## REQUIREMENT
Extract each line of the data and write it out again exactly.

## INPUT ROWS
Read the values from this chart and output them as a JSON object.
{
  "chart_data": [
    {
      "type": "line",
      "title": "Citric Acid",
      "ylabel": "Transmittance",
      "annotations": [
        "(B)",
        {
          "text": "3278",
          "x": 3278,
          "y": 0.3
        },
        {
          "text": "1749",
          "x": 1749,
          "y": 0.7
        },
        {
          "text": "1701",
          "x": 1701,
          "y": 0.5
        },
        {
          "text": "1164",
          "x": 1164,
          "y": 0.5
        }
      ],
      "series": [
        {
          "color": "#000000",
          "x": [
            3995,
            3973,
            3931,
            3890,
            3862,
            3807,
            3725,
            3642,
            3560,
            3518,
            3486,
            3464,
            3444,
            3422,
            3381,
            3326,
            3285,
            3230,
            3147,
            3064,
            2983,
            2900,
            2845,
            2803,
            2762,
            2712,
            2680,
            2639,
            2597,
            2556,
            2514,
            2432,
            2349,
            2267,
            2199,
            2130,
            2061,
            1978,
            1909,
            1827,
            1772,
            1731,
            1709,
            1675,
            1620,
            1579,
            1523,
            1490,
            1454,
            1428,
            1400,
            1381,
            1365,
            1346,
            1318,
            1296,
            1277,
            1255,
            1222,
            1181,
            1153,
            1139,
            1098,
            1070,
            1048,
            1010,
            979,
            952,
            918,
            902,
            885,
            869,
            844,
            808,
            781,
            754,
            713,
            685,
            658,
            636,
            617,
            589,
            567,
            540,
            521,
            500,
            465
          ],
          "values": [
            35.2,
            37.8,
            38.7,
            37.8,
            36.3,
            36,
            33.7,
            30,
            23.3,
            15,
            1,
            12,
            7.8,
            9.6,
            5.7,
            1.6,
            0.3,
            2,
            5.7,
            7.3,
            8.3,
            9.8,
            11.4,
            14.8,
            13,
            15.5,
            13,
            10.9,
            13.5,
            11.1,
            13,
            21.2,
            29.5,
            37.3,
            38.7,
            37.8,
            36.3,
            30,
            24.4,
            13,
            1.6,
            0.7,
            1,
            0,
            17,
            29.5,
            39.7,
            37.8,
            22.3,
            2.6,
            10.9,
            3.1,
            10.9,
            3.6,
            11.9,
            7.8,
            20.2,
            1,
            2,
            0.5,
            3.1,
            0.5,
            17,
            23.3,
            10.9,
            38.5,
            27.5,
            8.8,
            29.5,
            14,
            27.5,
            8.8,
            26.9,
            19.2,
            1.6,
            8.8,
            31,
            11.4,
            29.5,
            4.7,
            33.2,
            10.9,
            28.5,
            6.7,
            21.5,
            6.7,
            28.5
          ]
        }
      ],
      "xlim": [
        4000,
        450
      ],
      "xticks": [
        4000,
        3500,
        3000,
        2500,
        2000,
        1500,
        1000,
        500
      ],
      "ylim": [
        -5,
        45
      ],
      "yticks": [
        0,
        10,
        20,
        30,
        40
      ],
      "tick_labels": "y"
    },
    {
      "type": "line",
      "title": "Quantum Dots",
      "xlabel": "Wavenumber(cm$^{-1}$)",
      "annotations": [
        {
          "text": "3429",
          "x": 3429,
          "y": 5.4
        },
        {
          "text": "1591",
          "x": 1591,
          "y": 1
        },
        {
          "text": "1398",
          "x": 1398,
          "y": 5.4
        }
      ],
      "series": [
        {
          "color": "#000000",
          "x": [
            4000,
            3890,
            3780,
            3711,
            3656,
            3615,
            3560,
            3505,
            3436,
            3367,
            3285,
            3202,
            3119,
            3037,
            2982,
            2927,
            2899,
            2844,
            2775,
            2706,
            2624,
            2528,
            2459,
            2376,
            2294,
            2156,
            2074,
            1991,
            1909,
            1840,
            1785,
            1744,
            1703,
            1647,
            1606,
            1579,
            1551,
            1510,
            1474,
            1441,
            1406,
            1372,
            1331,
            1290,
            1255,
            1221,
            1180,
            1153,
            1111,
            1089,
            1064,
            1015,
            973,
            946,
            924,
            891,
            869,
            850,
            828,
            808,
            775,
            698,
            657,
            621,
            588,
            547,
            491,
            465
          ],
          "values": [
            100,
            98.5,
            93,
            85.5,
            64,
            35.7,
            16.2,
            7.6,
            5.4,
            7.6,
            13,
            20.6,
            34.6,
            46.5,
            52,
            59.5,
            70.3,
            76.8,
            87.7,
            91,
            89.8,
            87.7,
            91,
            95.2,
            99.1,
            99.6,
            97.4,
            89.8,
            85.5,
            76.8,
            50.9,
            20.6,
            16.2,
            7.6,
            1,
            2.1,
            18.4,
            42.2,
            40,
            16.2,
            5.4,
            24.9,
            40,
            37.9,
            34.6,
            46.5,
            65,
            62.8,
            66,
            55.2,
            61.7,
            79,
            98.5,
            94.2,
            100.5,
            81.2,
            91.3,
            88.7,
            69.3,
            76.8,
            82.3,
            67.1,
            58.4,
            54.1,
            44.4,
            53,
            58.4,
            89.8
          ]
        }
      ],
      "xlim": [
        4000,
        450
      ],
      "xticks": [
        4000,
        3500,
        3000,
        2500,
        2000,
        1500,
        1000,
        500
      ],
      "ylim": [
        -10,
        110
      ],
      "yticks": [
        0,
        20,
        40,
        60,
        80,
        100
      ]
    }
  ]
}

## FINAL ANSWER
Read the values from this chart and output them as a JSON object.
{
  "chart_data": [
    {
      "type": "line",
      "title": "Citric Acid",
      "ylabel": "Transmittance",
      "annotations": [
        "(B)",
        {
          "text": "3278",
          "x": 3278,
          "y": 0.3
        },
        {
          "text": "1749",
          "x": 1749,
          "y": 0.7
        },
        {
          "text": "1701",
          "x": 1701,
          "y": 0.5
        },
        {
          "text": "1164",
          "x": 1164,
          "y": 0.5
        }
      ],
      "series": [
        {
          "color": "#000000",
          "x": [
            3995,
            3973,
            3931,
            3890,
            3862,
            3807,
            3725,
            3642,
            3560,
            3518,
            3486,
            3464,
            3444,
            3422,
            3381,
            3326,
            3285,
            3230,
            3147,
            3064,
            2983,
            2900,
            2845,
            2803,
            2762,
            2712,
            2680,
            2639,
            2597,
            2556,
            2514,
            2432,
            2349,
            2267,
            2199,
            2130,
            2061,
            1978,
            1909,
            1827,
            1772,
            1731,
            1709,
            1675,
            1620,
            1579,
            1523,
            1490,
            1454,
            1428,
            1400,
            1381,
            1365,
            1346,
            1318,
            1296,
            1277,
            1255,
            1222,
            1181,
            1153,
            1139,
            1098,
            1070,
            1048,
            1010,
            979,
            952,
            918,
            902,
            885,
            869,
            844,
            808,
            781,
            754,
            713,
            685,
            658,
            636,
            617,
            589,
            567,
            540,
            521,
            500,
            465
          ],
          "values": [
            35.2,
            37.8,
            38.7,
            37.8,
            36.3,
            36,
            33.7,
            30,
            23.3,
            15,
            1,
            12,
            7.8,
            9.6,
            5.7,
            1.6,
            0.3,
            2,
            5.7,
            7.3,
            8.3,
            9.8,
            11.4,
            14.8,
            13,
            15.5,
            13,
            10.9,
            13.5,
            11.1,
            13,
            21.2,
            29.5,
            37.3,
            38.7,
            37.8,
            36.3,
            30,
            24.4,
            13,
            1.6,
            0.7,
            1,
            0,
            17,
            29.5,
            39.7,
            37.8,
            22.3,
            2.6,
            10.9,
            3.1,
            10.9,
            3.6,
            11.9,
            7.8,
            20.2,
            1,
            2,
            0.5,
            3.1,
            0.5,
            17,
            23.3,
            10.9,
            38.5,
            27.5,
            8.8,
            29.5,
            14,
            27.5,
            8.8,
            26.9,
            19.2,
            1.6,
            8.8,
            31,
            11.4,
            29.5,
            4.7,
            33.2,
            10.9,
            28.5,
            6.7,
            21.5,
            6.7,
            28.5
          ]
        }
      ],
      "xlim": [
        4000,
        450
      ],
      "xticks": [
        4000,
        3500,
        3000,
        2500,
        2000,
        1500,
        1000,
        500
      ],
      "ylim": [
        -5,
        45
      ],
      "yticks": [
        0,
        10,
        20,
        30,
        40
      ],
      "tick_labels": "y"
    },
    {
      "type": "line",
      "title": "Quantum Dots",
      "xlabel": "Wavenumber(cm$^{-1}$)",
      "annotations": [
        {
          "text": "3429",
          "x": 3429,
          "y": 5.4
        },
        {
          "text": "1591",
          "x": 1591,
          "y": 1
        },
        {
          "text": "1398",
          "x": 1398,
          "y": 5.4
        }
      ],
      "series": [
        {
          "color": "#000000",
          "x": [
            4000,
            3890,
            3780,
            3711,
            3656,
            3615,
            3560,
            3505,
            3436,
            3367,
            3285,
            3202,
            3119,
            3037,
            2982,
            2927,
            2899,
            2844,
            2775,
            2706,
            2624,
            2528,
            2459,
            2376,
            2294,
            2156,
            2074,
            1991,
            1909,
            1840,
            1785,
            1744,
            1703,
            1647,
            1606,
            1579,
            1551,
            1510,
            1474,
            1441,
            1406,
            1372,
            1331,
            1290,
            1255,
            1221,
            1180,
            1153,
            1111,
            1089,
            1064,
            1015,
            973,
            946,
            924,
            891,
            869,
            850,
            828,
            808,
            775,
            698,
            657,
            621,
            588,
            547,
            491,
            465
          ],
          "values": [
            100,
            98.5,
            93,
            85.5,
            64,
            35.7,
            16.2,
            7.6,
            5.4,
            7.6,
            13,
            20.6,
            34.6,
            46.5,
            52,
            59.5,
            70.3,
            76.8,
            87.7,
            91,
            89.8,
            87.7,
            91,
            95.2,
            99.1,
            99.6,
            97.4,
            89.8,
            85.5,
            76.8,
            50.9,
            20.6,
            16.2,
            7.6,
            1,
            2.1,
            18.4,
            42.2,
            40,
            16.2,
            5.4,
            24.9,
            40,
            37.9,
            34.6,
            46.5,
            65,
            62.8,
            66,
            55.2,
            61.7,
            79,
            98.5,
            94.2,
            100.5,
            81.2,
            91.3,
            88.7,
            69.3,
            76.8,
            82.3,
            67.1,
            58.4,
            54.1,
            44.4,
            53,
            58.4,
            89.8
          ]
        }
      ],
      "xlim": [
        4000,
        450
      ],
      "xticks": [
        4000,
        3500,
        3000,
        2500,
        2000,
        1500,
        1000,
        500
      ],
      "ylim": [
        -10,
        110
      ],
      "yticks": [
        0,
        20,
        40,
        60,
        80,
        100
      ]
    }
  ]
}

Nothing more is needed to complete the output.